EXTRACTED ENTRIES —
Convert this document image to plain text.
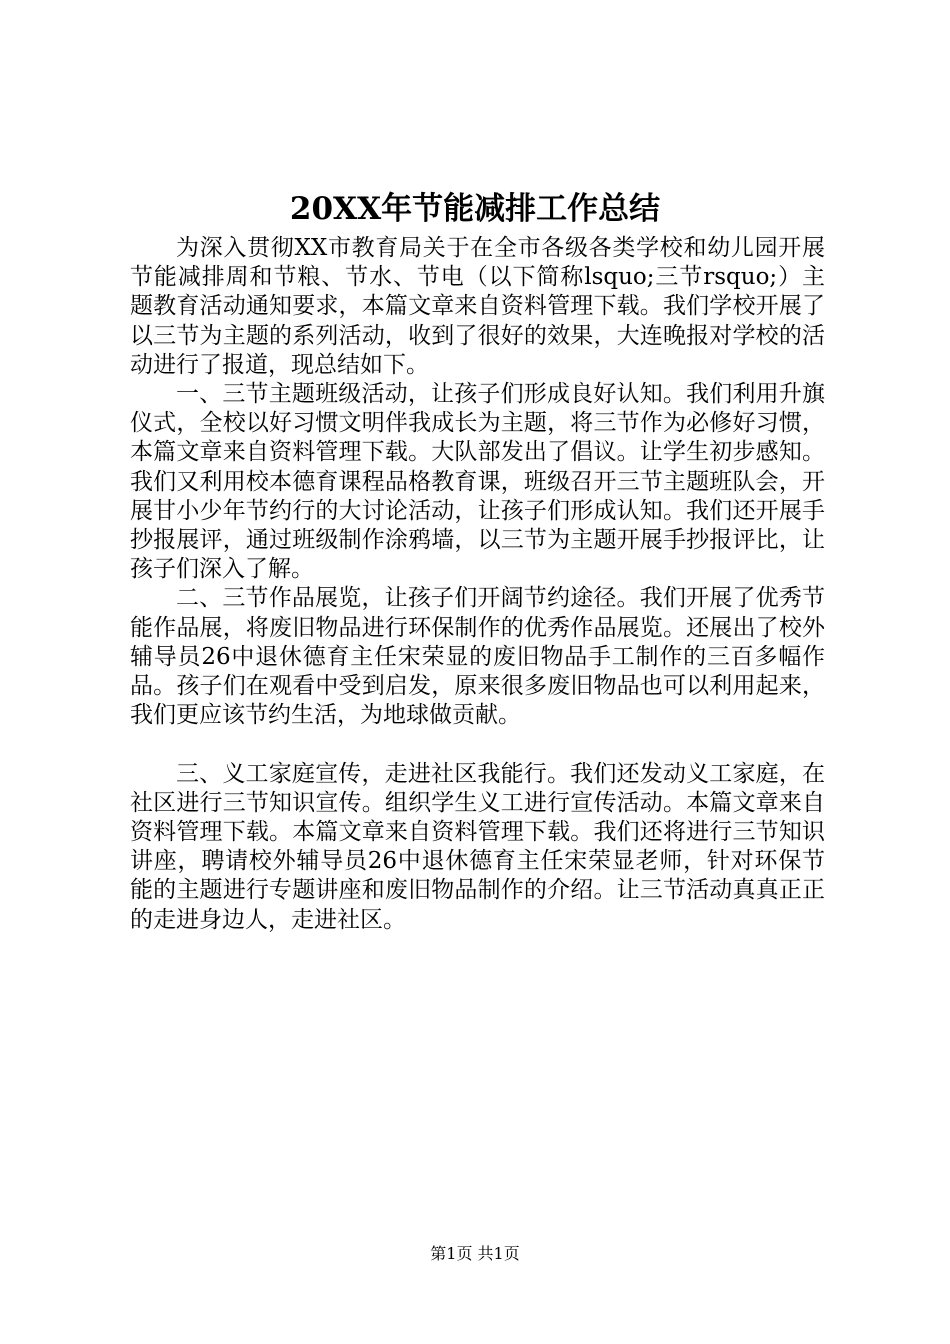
20XX年节能减排工作总结

为深入贯彻XX市教育局关于在全市各级各类学校和幼儿园开展节能减排周和节粮、节水、节电（以下简称lsquo;三节rsquo;）主题教育活动通知要求，本篇文章来自资料管理下载。我们学校开展了以三节为主题的系列活动，收到了很好的效果，大连晚报对学校的活动进行了报道，现总结如下。

一、三节主题班级活动，让孩子们形成良好认知。我们利用升旗仪式，全校以好习惯文明伴我成长为主题，将三节作为必修好习惯，本篇文章来自资料管理下载。大队部发出了倡议。让学生初步感知。我们又利用校本德育课程品格教育课，班级召开三节主题班队会，开展甘小少年节约行的大讨论活动，让孩子们形成认知。我们还开展手抄报展评，通过班级制作涂鸦墙，以三节为主题开展手抄报评比，让孩子们深入了解。

二、三节作品展览，让孩子们开阔节约途径。我们开展了优秀节能作品展，将废旧物品进行环保制作的优秀作品展览。还展出了校外辅导员26中退休德育主任宋荣显的废旧物品手工制作的三百多幅作品。孩子们在观看中受到启发，原来很多废旧物品也可以利用起来，我们更应该节约生活，为地球做贡献。

三、义工家庭宣传，走进社区我能行。我们还发动义工家庭，在社区进行三节知识宣传。组织学生义工进行宣传活动。本篇文章来自资料管理下载。本篇文章来自资料管理下载。我们还将进行三节知识讲座，聘请校外辅导员26中退休德育主任宋荣显老师，针对环保节能的主题进行专题讲座和废旧物品制作的介绍。让三节活动真真正正的走进身边人，走进社区。

第1页 共1页
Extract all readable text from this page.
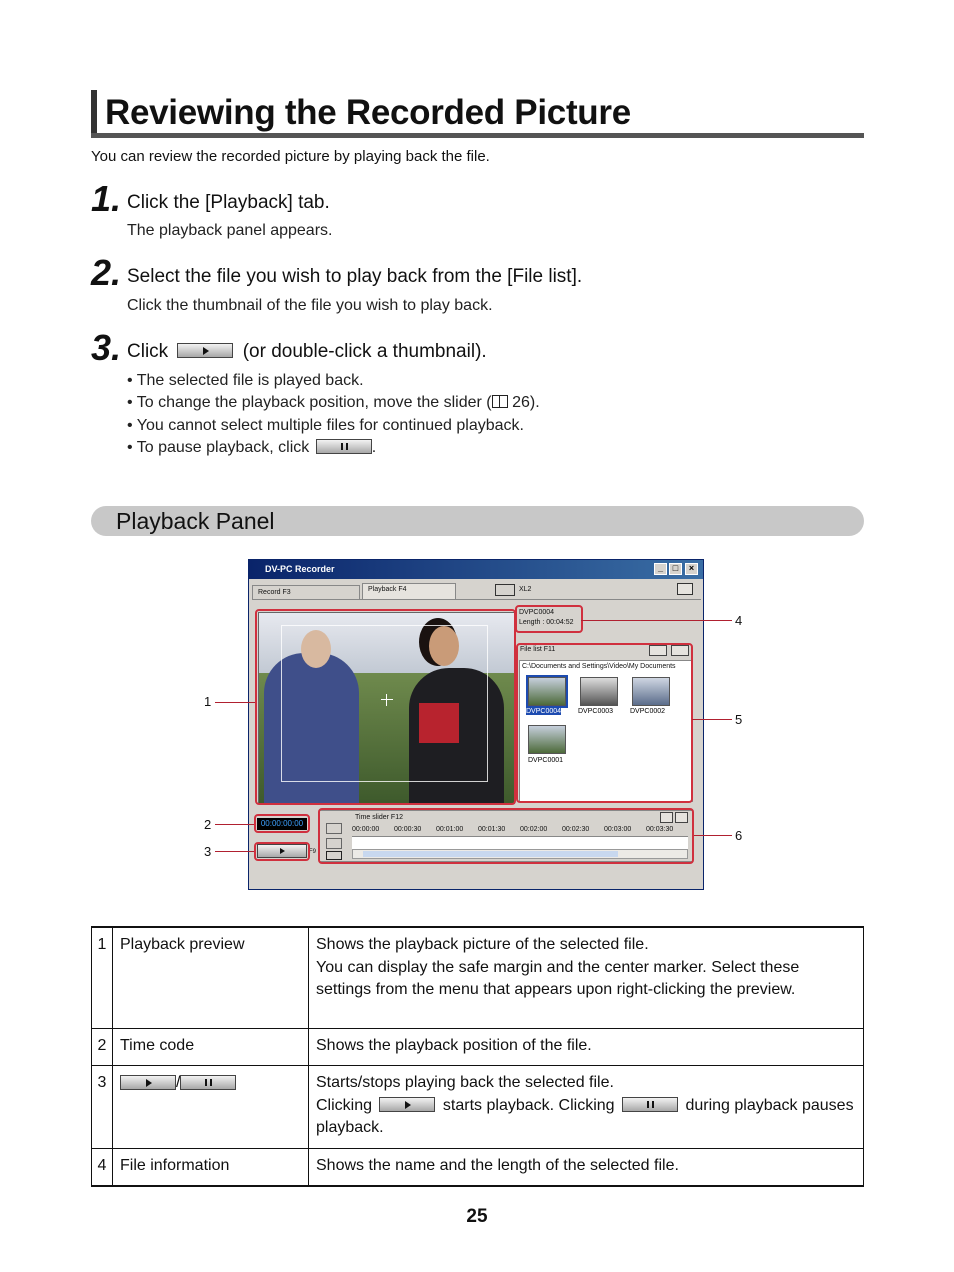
Reviewing the Recorded Picture
You can review the recorded picture by playing back the file.
1. Click the [Playback] tab.
The playback panel appears.
2. Select the file you wish to play back from the [File list].
Click the thumbnail of the file you wish to play back.
3. Click	(or double-click a thumbnail).
• The selected file is played back.
• To change the playback position, move the slider ( 26).
• You cannot select multiple files for continued playback.
• To pause playback, click	.
Playback Panel
DV-PC Recorder	_	□	×
Record F3	Playback F4	XL2
DVPC0004
Length : 00:04:52
File list F11
C:\Documents and Settings\Video\My Documents
DVPC0004 DVPC0003 DVPC0002
DVPC0001
00:00:00:00
F9
Time slider F12
00:00:00 00:00:30 00:01:00 00:01:30 00:02:00 00:02:30 00:03:00 00:03:30
1
2
3
4
5
6
1	Playback preview	Shows the playback picture of the selected file.
You can display the safe margin and the center marker. Select these settings from the menu that appears upon right-clicking the preview.

2	Time code	Shows the playback position of the file.

3	/	Starts/stops playing back the selected file.
Clicking starts playback. Clicking during playback pauses playback.

4	File information	Shows the name and the length of the selected file.
25
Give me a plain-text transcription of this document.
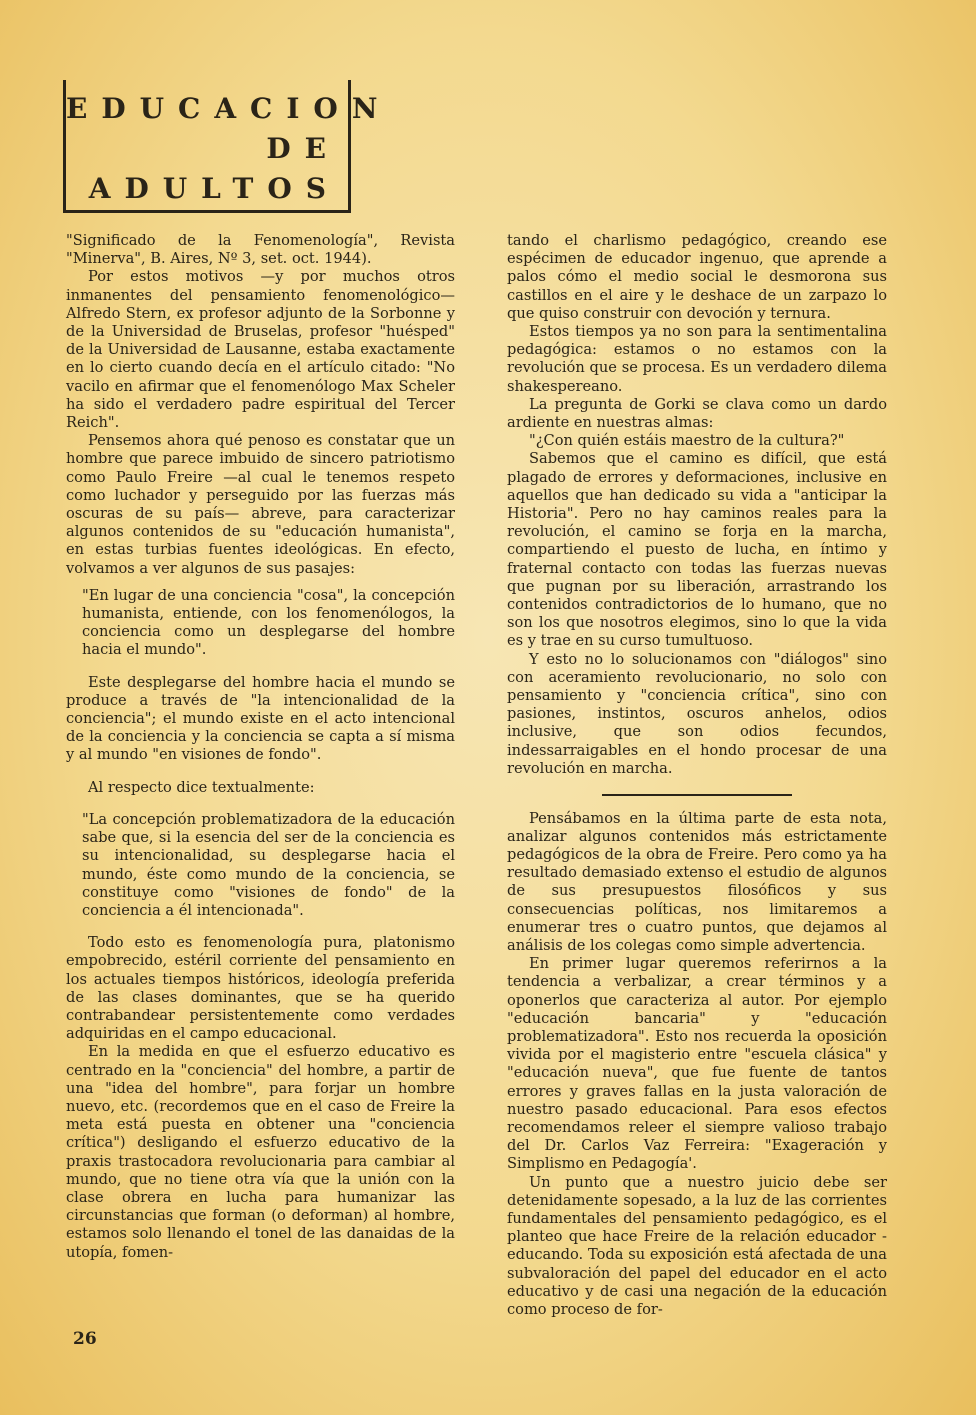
EDUCACION
DE
ADULTOS

"Significado de la Fenomenología", Revista "Minerva", B. Aires, Nº 3, set. oct. 1944).

Por estos motivos —y por muchos otros inmanentes del pensamiento fenomenológico— Alfredo Stern, ex profesor adjunto de la Sorbonne y de la Universidad de Bruselas, profesor "huésped" de la Universidad de Lausanne, estaba exactamente en lo cierto cuando decía en el artículo citado: "No vacilo en afirmar que el fenomenólogo Max Scheler ha sido el verdadero padre espiritual del Tercer Reich".

Pensemos ahora qué penoso es constatar que un hombre que parece imbuido de sincero patriotismo como Paulo Freire —al cual le tenemos respeto como luchador y perseguido por las fuerzas más oscuras de su país— abreve, para caracterizar algunos contenidos de su "educación humanista", en estas turbias fuentes ideológicas. En efecto, volvamos a ver algunos de sus pasajes:

"En lugar de una conciencia "cosa", la concepción humanista, entiende, con los fenomenólogos, la conciencia como un desplegarse del hombre hacia el mundo".

Este desplegarse del hombre hacia el mundo se produce a través de "la intencionalidad de la conciencia"; el mundo existe en el acto intencional de la conciencia y la conciencia se capta a sí misma y al mundo "en visiones de fondo".

Al respecto dice textualmente:

"La concepción problematizadora de la educación sabe que, si la esencia del ser de la conciencia es su intencionalidad, su desplegarse hacia el mundo, éste como mundo de la conciencia, se constituye como "visiones de fondo" de la conciencia a él intencionada".

Todo esto es fenomenología pura, platonismo empobrecido, estéril corriente del pensamiento en los actuales tiempos históricos, ideología preferida de las clases dominantes, que se ha querido contrabandear persistentemente como verdades adquiridas en el campo educacional.

En la medida en que el esfuerzo educativo es centrado en la "conciencia" del hombre, a partir de una "idea del hombre", para forjar un hombre nuevo, etc. (recordemos que en el caso de Freire la meta está puesta en obtener una "conciencia crítica") desligando el esfuerzo educativo de la praxis trastocadora revolucionaria para cambiar al mundo, que no tiene otra vía que la unión con la clase obrera en lucha para humanizar las circunstancias que forman (o deforman) al hombre, estamos solo llenando el tonel de las danaidas de la utopía, fomen-

tando el charlismo pedagógico, creando ese espécimen de educador ingenuo, que aprende a palos cómo el medio social le desmorona sus castillos en el aire y le deshace de un zarpazo lo que quiso construir con devoción y ternura.

Estos tiempos ya no son para la sentimentalina pedagógica: estamos o no estamos con la revolución que se procesa. Es un verdadero dilema shakespereano.

La pregunta de Gorki se clava como un dardo ardiente en nuestras almas:

"¿Con quién estáis maestro de la cultura?"

Sabemos que el camino es difícil, que está plagado de errores y deformaciones, inclusive en aquellos que han dedicado su vida a "anticipar la Historia". Pero no hay caminos reales para la revolución, el camino se forja en la marcha, compartiendo el puesto de lucha, en íntimo y fraternal contacto con todas las fuerzas nuevas que pugnan por su liberación, arrastrando los contenidos contradictorios de lo humano, que no son los que nosotros elegimos, sino lo que la vida es y trae en su curso tumultuoso.

Y esto no lo solucionamos con "diálogos" sino con aceramiento revolucionario, no solo con pensamiento y "conciencia crítica", sino con pasiones, instintos, oscuros anhelos, odios inclusive, que son odios fecundos, indessarraigables en el hondo procesar de una revolución en marcha.

Pensábamos en la última parte de esta nota, analizar algunos contenidos más estrictamente pedagógicos de la obra de Freire. Pero como ya ha resultado demasiado extenso el estudio de algunos de sus presupuestos filosóficos y sus consecuencias políticas, nos limitaremos a enumerar tres o cuatro puntos, que dejamos al análisis de los colegas como simple advertencia.

En primer lugar queremos referirnos a la tendencia a verbalizar, a crear términos y a oponerlos que caracteriza al autor. Por ejemplo "educación bancaria" y "educación problematizadora". Esto nos recuerda la oposición vivida por el magisterio entre "escuela clásica" y "educación nueva", que fue fuente de tantos errores y graves fallas en la justa valoración de nuestro pasado educacional. Para esos efectos recomendamos releer el siempre valioso trabajo del Dr. Carlos Vaz Ferreira: "Exageración y Simplismo en Pedagogía'.

Un punto que a nuestro juicio debe ser detenidamente sopesado, a la luz de las corrientes fundamentales del pensamiento pedagógico, es el planteo que hace Freire de la relación educador - educando. Toda su exposición está afectada de una subvaloración del papel del educador en el acto educativo y de casi una negación de la educación como proceso de for-

26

OBJECTIVE —
Pick every line with "plain" in it and copy it.

IN RESPONSE —
Convert this document image to plain text.
Give me a plain-text transcription of this document.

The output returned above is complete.